**INSTRUCTIONS FOR THE TASK**
Exact reproduction is required for all entries.
[Start]
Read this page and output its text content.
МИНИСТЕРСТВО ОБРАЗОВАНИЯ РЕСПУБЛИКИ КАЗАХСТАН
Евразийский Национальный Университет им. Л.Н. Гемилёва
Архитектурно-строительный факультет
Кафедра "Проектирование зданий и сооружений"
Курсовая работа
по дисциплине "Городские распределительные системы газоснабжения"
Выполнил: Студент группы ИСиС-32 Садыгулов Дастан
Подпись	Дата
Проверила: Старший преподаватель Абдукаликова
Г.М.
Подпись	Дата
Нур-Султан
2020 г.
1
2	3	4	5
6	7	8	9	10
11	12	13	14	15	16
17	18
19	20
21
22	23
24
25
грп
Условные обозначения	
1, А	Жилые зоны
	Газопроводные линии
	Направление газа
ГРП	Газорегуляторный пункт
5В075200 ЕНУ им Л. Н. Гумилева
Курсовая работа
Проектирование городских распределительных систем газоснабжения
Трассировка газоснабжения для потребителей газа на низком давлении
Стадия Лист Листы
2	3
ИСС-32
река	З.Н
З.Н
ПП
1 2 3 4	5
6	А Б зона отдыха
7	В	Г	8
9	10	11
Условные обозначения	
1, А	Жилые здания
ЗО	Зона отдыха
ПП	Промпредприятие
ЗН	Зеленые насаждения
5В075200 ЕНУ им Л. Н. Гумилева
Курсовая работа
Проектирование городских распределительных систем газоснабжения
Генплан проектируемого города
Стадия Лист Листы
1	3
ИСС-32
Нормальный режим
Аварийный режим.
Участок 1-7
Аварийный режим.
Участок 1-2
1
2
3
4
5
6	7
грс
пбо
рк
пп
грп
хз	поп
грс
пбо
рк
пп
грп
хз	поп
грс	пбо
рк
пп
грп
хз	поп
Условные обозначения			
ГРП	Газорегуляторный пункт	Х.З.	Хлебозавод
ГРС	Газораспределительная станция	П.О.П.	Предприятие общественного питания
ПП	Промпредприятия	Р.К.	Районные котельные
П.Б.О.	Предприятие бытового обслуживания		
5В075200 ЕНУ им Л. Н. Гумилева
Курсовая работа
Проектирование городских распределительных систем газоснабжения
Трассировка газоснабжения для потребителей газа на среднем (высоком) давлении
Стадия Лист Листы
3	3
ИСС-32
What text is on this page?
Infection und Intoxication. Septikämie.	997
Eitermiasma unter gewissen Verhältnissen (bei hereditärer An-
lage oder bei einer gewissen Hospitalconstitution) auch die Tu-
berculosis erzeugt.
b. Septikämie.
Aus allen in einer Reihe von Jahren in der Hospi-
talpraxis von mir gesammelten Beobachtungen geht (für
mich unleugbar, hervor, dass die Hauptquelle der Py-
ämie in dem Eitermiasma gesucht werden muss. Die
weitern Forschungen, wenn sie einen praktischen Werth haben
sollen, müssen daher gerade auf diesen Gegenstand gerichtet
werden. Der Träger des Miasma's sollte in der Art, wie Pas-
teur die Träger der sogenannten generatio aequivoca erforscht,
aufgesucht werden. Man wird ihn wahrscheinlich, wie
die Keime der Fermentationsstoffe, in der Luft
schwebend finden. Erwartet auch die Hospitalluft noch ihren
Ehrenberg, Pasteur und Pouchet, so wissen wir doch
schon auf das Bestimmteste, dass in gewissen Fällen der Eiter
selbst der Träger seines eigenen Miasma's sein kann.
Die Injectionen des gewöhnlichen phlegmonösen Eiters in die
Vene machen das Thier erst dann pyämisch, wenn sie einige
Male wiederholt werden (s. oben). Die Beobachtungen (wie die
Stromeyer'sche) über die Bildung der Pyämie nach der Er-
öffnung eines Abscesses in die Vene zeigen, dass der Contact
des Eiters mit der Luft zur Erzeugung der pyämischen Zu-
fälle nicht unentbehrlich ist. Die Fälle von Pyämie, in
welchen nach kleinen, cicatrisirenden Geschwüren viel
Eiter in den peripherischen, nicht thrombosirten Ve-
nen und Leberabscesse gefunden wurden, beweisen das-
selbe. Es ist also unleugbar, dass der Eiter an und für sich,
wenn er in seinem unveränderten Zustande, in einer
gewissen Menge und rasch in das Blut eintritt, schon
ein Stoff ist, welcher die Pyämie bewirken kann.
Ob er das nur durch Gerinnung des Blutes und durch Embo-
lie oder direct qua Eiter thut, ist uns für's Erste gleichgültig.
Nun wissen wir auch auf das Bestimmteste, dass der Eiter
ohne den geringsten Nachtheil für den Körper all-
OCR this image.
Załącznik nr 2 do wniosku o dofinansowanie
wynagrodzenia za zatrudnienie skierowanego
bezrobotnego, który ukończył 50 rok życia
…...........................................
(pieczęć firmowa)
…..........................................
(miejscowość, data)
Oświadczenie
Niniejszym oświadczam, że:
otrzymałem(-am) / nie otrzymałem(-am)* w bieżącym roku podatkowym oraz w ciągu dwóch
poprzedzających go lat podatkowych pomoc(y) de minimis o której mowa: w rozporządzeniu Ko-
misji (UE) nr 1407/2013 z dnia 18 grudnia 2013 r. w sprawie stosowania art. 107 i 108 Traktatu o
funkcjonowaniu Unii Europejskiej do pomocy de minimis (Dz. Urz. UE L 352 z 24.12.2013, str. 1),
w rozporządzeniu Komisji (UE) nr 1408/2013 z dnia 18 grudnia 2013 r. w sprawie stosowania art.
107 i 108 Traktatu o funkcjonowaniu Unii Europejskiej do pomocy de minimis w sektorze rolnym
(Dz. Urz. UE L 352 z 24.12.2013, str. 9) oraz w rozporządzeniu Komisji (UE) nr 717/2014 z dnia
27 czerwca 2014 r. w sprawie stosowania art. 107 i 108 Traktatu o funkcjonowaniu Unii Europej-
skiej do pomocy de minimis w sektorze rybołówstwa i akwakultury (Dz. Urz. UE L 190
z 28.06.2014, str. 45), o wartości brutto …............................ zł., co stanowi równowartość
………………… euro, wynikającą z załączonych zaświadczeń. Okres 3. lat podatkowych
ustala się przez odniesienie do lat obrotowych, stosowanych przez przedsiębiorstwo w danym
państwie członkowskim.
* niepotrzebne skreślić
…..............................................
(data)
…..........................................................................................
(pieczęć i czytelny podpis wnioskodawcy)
[End]
**OUTPUT FOR THIS EXERCISE**
Read this page and output its text content.
МИНИСТЕРСТВО ОБРАЗОВАНИЯ РЕСПУБЛИКИ КАЗАХСТАН
Евразийский Национальный Университет им. Л.Н. Гемилёва
Архитектурно-строительный факультет
Кафедра "Проектирование зданий и сооружений"
Курсовая работа
по дисциплине "Городские распределительные системы газоснабжения"
Выполнил: Студент группы ИСиС-32 Садыгулов Дастан
Подпись	Дата
Проверила: Старший преподаватель Абдукаликова
Г.М.
Подпись	Дата
Нур-Султан
2020 г.
1
2	3	4	5
6	7	8	9	10
11	12	13	14	15	16
17	18
19	20
21
22	23
24
25
грп
Условные обозначения	
1, А	Жилые зоны
	Газопроводные линии
	Направление газа
ГРП	Газорегуляторный пункт
5В075200 ЕНУ им Л. Н. Гумилева
Курсовая работа
Проектирование городских распределительных систем газоснабжения
Трассировка газоснабжения для потребителей газа на низком давлении
Стадия Лист Листы
2	3
ИСС-32
река	З.Н
З.Н
ПП
1 2 3 4	5
6	А Б зона отдыха
7	В	Г	8
9	10	11
Условные обозначения	
1, А	Жилые здания
ЗО	Зона отдыха
ПП	Промпредприятие
ЗН	Зеленые насаждения
5В075200 ЕНУ им Л. Н. Гумилева
Курсовая работа
Проектирование городских распределительных систем газоснабжения
Генплан проектируемого города
Стадия Лист Листы
1	3
ИСС-32
Нормальный режим
Аварийный режим.
Участок 1-7
Аварийный режим.
Участок 1-2
1
2
3
4
5
6	7
грс
пбо
рк
пп
грп
хз	поп
грс
пбо
рк
пп
грп
хз	поп
грс	пбо
рк
пп
грп
хз	поп
Условные обозначения			
ГРП	Газорегуляторный пункт	Х.З.	Хлебозавод
ГРС	Газораспределительная станция	П.О.П.	Предприятие общественного питания
ПП	Промпредприятия	Р.К.	Районные котельные
П.Б.О.	Предприятие бытового обслуживания		
5В075200 ЕНУ им Л. Н. Гумилева
Курсовая работа
Проектирование городских распределительных систем газоснабжения
Трассировка газоснабжения для потребителей газа на среднем (высоком) давлении
Стадия Лист Листы
3	3
ИСС-32
What text is on this page?
Infection und Intoxication. Septikämie.	997
Eitermiasma unter gewissen Verhältnissen (bei hereditärer An-
lage oder bei einer gewissen Hospitalconstitution) auch die Tu-
berculosis erzeugt.
b. Septikämie.
Aus allen in einer Reihe von Jahren in der Hospi-
talpraxis von mir gesammelten Beobachtungen geht (für
mich unleugbar, hervor, dass die Hauptquelle der Py-
ämie in dem Eitermiasma gesucht werden muss. Die
weitern Forschungen, wenn sie einen praktischen Werth haben
sollen, müssen daher gerade auf diesen Gegenstand gerichtet
werden. Der Träger des Miasma's sollte in der Art, wie Pas-
teur die Träger der sogenannten generatio aequivoca erforscht,
aufgesucht werden. Man wird ihn wahrscheinlich, wie
die Keime der Fermentationsstoffe, in der Luft
schwebend finden. Erwartet auch die Hospitalluft noch ihren
Ehrenberg, Pasteur und Pouchet, so wissen wir doch
schon auf das Bestimmteste, dass in gewissen Fällen der Eiter
selbst der Träger seines eigenen Miasma's sein kann.
Die Injectionen des gewöhnlichen phlegmonösen Eiters in die
Vene machen das Thier erst dann pyämisch, wenn sie einige
Male wiederholt werden (s. oben). Die Beobachtungen (wie die
Stromeyer'sche) über die Bildung der Pyämie nach der Er-
öffnung eines Abscesses in die Vene zeigen, dass der Contact
des Eiters mit der Luft zur Erzeugung der pyämischen Zu-
fälle nicht unentbehrlich ist. Die Fälle von Pyämie, in
welchen nach kleinen, cicatrisirenden Geschwüren viel
Eiter in den peripherischen, nicht thrombosirten Ve-
nen und Leberabscesse gefunden wurden, beweisen das-
selbe. Es ist also unleugbar, dass der Eiter an und für sich,
wenn er in seinem unveränderten Zustande, in einer
gewissen Menge und rasch in das Blut eintritt, schon
ein Stoff ist, welcher die Pyämie bewirken kann.
Ob er das nur durch Gerinnung des Blutes und durch Embo-
lie oder direct qua Eiter thut, ist uns für's Erste gleichgültig.
Nun wissen wir auch auf das Bestimmteste, dass der Eiter
ohne den geringsten Nachtheil für den Körper all-
OCR this image.
Załącznik nr 2 do wniosku o dofinansowanie
wynagrodzenia za zatrudnienie skierowanego
bezrobotnego, który ukończył 50 rok życia
…...........................................
(pieczęć firmowa)
…..........................................
(miejscowość, data)
Oświadczenie
Niniejszym oświadczam, że:
otrzymałem(-am) / nie otrzymałem(-am)* w bieżącym roku podatkowym oraz w ciągu dwóch
poprzedzających go lat podatkowych pomoc(y) de minimis o której mowa: w rozporządzeniu Ko-
misji (UE) nr 1407/2013 z dnia 18 grudnia 2013 r. w sprawie stosowania art. 107 i 108 Traktatu o
funkcjonowaniu Unii Europejskiej do pomocy de minimis (Dz. Urz. UE L 352 z 24.12.2013, str. 1),
w rozporządzeniu Komisji (UE) nr 1408/2013 z dnia 18 grudnia 2013 r. w sprawie stosowania art.
107 i 108 Traktatu o funkcjonowaniu Unii Europejskiej do pomocy de minimis w sektorze rolnym
(Dz. Urz. UE L 352 z 24.12.2013, str. 9) oraz w rozporządzeniu Komisji (UE) nr 717/2014 z dnia
27 czerwca 2014 r. w sprawie stosowania art. 107 i 108 Traktatu o funkcjonowaniu Unii Europej-
skiej do pomocy de minimis w sektorze rybołówstwa i akwakultury (Dz. Urz. UE L 190
z 28.06.2014, str. 45), o wartości brutto …............................ zł., co stanowi równowartość
………………… euro, wynikającą z załączonych zaświadczeń. Okres 3. lat podatkowych
ustala się przez odniesienie do lat obrotowych, stosowanych przez przedsiębiorstwo w danym
państwie członkowskim.
* niepotrzebne skreślić
…..............................................
(data)
…..........................................................................................
(pieczęć i czytelny podpis wnioskodawcy)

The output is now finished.